## Stated problem
Leave out the pictures and reproduce all of the data exactly.

(Records about charts and figures)
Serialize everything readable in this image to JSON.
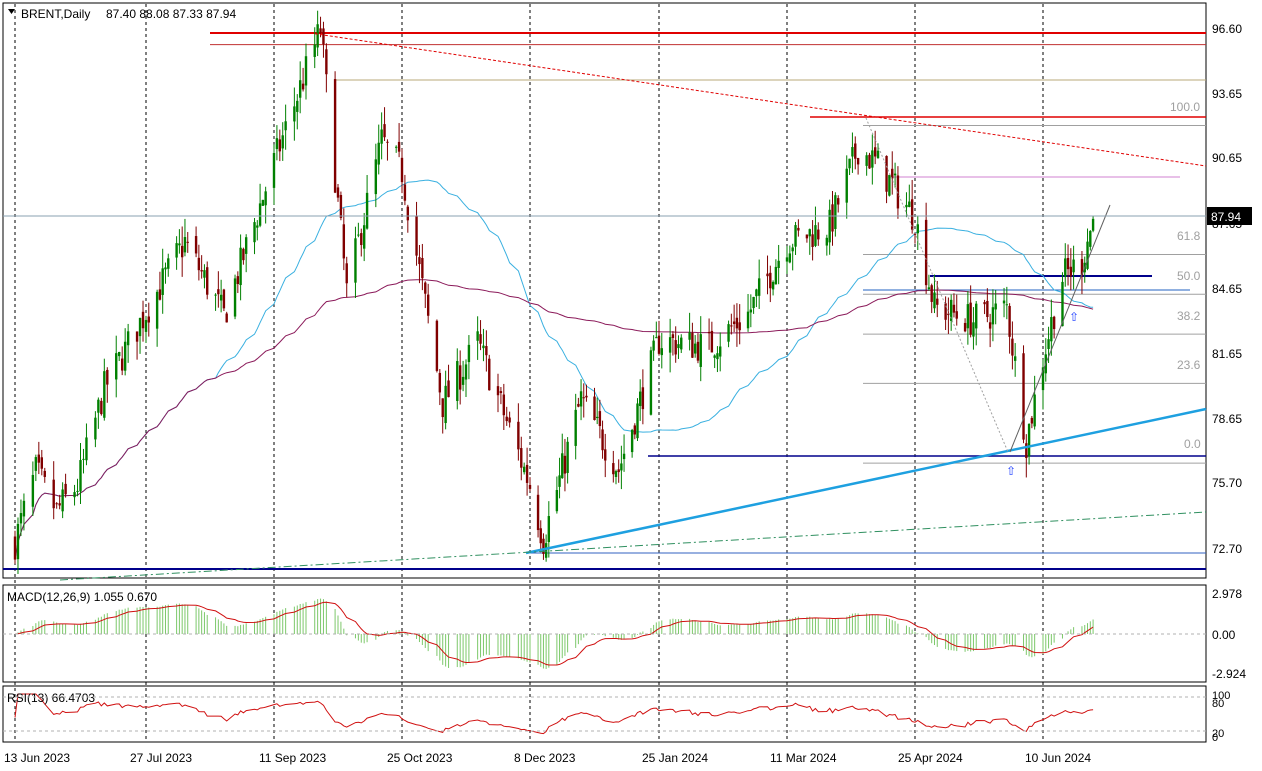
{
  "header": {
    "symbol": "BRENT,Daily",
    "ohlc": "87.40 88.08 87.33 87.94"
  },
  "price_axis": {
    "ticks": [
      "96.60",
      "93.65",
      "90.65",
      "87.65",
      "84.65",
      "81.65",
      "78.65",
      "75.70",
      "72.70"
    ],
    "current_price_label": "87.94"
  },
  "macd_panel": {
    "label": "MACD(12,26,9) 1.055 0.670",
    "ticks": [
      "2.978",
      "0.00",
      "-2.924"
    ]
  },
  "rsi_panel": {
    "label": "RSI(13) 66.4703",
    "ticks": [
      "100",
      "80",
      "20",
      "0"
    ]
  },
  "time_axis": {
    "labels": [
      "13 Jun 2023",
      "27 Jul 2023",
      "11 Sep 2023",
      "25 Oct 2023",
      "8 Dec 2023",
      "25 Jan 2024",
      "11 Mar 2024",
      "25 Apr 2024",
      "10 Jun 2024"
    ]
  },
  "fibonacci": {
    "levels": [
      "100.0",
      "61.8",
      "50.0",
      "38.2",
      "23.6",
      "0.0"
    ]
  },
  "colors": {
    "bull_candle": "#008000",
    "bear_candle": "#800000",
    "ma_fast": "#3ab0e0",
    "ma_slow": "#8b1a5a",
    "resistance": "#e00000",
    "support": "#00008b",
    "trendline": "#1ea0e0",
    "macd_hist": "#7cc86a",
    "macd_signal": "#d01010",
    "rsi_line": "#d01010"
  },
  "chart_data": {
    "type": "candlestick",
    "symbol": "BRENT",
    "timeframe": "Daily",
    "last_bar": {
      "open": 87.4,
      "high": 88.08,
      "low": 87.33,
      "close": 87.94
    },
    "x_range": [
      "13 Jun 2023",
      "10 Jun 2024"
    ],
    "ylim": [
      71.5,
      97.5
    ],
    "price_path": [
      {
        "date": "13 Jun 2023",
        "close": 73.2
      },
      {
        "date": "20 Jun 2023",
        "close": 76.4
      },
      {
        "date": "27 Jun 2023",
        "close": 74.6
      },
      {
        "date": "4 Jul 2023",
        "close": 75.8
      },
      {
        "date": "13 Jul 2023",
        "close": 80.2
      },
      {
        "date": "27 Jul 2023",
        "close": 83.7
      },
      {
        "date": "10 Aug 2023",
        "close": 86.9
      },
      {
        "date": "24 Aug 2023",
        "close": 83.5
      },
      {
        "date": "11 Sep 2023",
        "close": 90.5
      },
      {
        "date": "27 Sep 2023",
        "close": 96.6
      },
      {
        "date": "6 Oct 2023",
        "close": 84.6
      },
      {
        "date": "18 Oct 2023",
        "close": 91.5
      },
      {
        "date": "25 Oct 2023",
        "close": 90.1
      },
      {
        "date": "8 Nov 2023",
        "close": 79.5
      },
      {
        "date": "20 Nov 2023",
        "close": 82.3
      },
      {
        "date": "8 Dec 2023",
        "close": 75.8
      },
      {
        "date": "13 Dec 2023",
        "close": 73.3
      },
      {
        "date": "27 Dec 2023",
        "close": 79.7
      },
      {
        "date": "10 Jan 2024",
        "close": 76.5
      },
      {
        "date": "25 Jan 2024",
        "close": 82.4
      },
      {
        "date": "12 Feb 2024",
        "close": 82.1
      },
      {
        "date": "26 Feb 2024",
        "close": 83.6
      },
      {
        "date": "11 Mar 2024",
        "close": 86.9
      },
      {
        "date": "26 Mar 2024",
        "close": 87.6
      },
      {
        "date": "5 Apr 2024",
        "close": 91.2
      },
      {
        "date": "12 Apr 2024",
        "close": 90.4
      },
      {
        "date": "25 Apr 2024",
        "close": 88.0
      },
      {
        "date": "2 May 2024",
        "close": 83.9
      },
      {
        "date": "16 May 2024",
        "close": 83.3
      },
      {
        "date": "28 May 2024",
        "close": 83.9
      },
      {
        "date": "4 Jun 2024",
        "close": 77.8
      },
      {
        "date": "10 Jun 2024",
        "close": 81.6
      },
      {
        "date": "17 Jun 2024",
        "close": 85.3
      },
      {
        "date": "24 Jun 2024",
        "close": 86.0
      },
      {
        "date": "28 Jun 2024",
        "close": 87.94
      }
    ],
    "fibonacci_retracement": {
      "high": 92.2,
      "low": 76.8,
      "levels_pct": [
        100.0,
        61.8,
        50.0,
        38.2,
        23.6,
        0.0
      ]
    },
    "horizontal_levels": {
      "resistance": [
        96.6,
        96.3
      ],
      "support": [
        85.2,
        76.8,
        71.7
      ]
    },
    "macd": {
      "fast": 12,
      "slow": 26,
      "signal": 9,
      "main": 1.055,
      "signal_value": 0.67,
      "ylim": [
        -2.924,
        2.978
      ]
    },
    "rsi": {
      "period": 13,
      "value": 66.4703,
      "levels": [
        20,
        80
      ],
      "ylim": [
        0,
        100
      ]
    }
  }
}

## Output
Serialize everything readable in this image to JSON.
{
  "header": {
    "symbol": "BRENT,Daily",
    "ohlc": "87.40 88.08 87.33 87.94"
  },
  "price_axis": {
    "ticks": [
      "96.60",
      "93.65",
      "90.65",
      "87.65",
      "84.65",
      "81.65",
      "78.65",
      "75.70",
      "72.70"
    ],
    "current_price_label": "87.94"
  },
  "macd_panel": {
    "label": "MACD(12,26,9) 1.055 0.670",
    "ticks": [
      "2.978",
      "0.00",
      "-2.924"
    ]
  },
  "rsi_panel": {
    "label": "RSI(13) 66.4703",
    "ticks": [
      "100",
      "80",
      "20",
      "0"
    ]
  },
  "time_axis": {
    "labels": [
      "13 Jun 2023",
      "27 Jul 2023",
      "11 Sep 2023",
      "25 Oct 2023",
      "8 Dec 2023",
      "25 Jan 2024",
      "11 Mar 2024",
      "25 Apr 2024",
      "10 Jun 2024"
    ]
  },
  "fibonacci": {
    "levels": [
      "100.0",
      "61.8",
      "50.0",
      "38.2",
      "23.6",
      "0.0"
    ]
  },
  "colors": {
    "bull_candle": "#008000",
    "bear_candle": "#800000",
    "ma_fast": "#3ab0e0",
    "ma_slow": "#8b1a5a",
    "resistance": "#e00000",
    "support": "#00008b",
    "trendline": "#1ea0e0",
    "macd_hist": "#7cc86a",
    "macd_signal": "#d01010",
    "rsi_line": "#d01010"
  },
  "chart_data": {
    "type": "candlestick",
    "symbol": "BRENT",
    "timeframe": "Daily",
    "last_bar": {
      "open": 87.4,
      "high": 88.08,
      "low": 87.33,
      "close": 87.94
    },
    "x_range": [
      "13 Jun 2023",
      "10 Jun 2024"
    ],
    "ylim": [
      71.5,
      97.5
    ],
    "price_path": [
      {
        "date": "13 Jun 2023",
        "close": 73.2
      },
      {
        "date": "20 Jun 2023",
        "close": 76.4
      },
      {
        "date": "27 Jun 2023",
        "close": 74.6
      },
      {
        "date": "4 Jul 2023",
        "close": 75.8
      },
      {
        "date": "13 Jul 2023",
        "close": 80.2
      },
      {
        "date": "27 Jul 2023",
        "close": 83.7
      },
      {
        "date": "10 Aug 2023",
        "close": 86.9
      },
      {
        "date": "24 Aug 2023",
        "close": 83.5
      },
      {
        "date": "11 Sep 2023",
        "close": 90.5
      },
      {
        "date": "27 Sep 2023",
        "close": 96.6
      },
      {
        "date": "6 Oct 2023",
        "close": 84.6
      },
      {
        "date": "18 Oct 2023",
        "close": 91.5
      },
      {
        "date": "25 Oct 2023",
        "close": 90.1
      },
      {
        "date": "8 Nov 2023",
        "close": 79.5
      },
      {
        "date": "20 Nov 2023",
        "close": 82.3
      },
      {
        "date": "8 Dec 2023",
        "close": 75.8
      },
      {
        "date": "13 Dec 2023",
        "close": 73.3
      },
      {
        "date": "27 Dec 2023",
        "close": 79.7
      },
      {
        "date": "10 Jan 2024",
        "close": 76.5
      },
      {
        "date": "25 Jan 2024",
        "close": 82.4
      },
      {
        "date": "12 Feb 2024",
        "close": 82.1
      },
      {
        "date": "26 Feb 2024",
        "close": 83.6
      },
      {
        "date": "11 Mar 2024",
        "close": 86.9
      },
      {
        "date": "26 Mar 2024",
        "close": 87.6
      },
      {
        "date": "5 Apr 2024",
        "close": 91.2
      },
      {
        "date": "12 Apr 2024",
        "close": 90.4
      },
      {
        "date": "25 Apr 2024",
        "close": 88.0
      },
      {
        "date": "2 May 2024",
        "close": 83.9
      },
      {
        "date": "16 May 2024",
        "close": 83.3
      },
      {
        "date": "28 May 2024",
        "close": 83.9
      },
      {
        "date": "4 Jun 2024",
        "close": 77.8
      },
      {
        "date": "10 Jun 2024",
        "close": 81.6
      },
      {
        "date": "17 Jun 2024",
        "close": 85.3
      },
      {
        "date": "24 Jun 2024",
        "close": 86.0
      },
      {
        "date": "28 Jun 2024",
        "close": 87.94
      }
    ],
    "fibonacci_retracement": {
      "high": 92.2,
      "low": 76.8,
      "levels_pct": [
        100.0,
        61.8,
        50.0,
        38.2,
        23.6,
        0.0
      ]
    },
    "horizontal_levels": {
      "resistance": [
        96.6,
        96.3
      ],
      "support": [
        85.2,
        76.8,
        71.7
      ]
    },
    "macd": {
      "fast": 12,
      "slow": 26,
      "signal": 9,
      "main": 1.055,
      "signal_value": 0.67,
      "ylim": [
        -2.924,
        2.978
      ]
    },
    "rsi": {
      "period": 13,
      "value": 66.4703,
      "levels": [
        20,
        80
      ],
      "ylim": [
        0,
        100
      ]
    }
  }
}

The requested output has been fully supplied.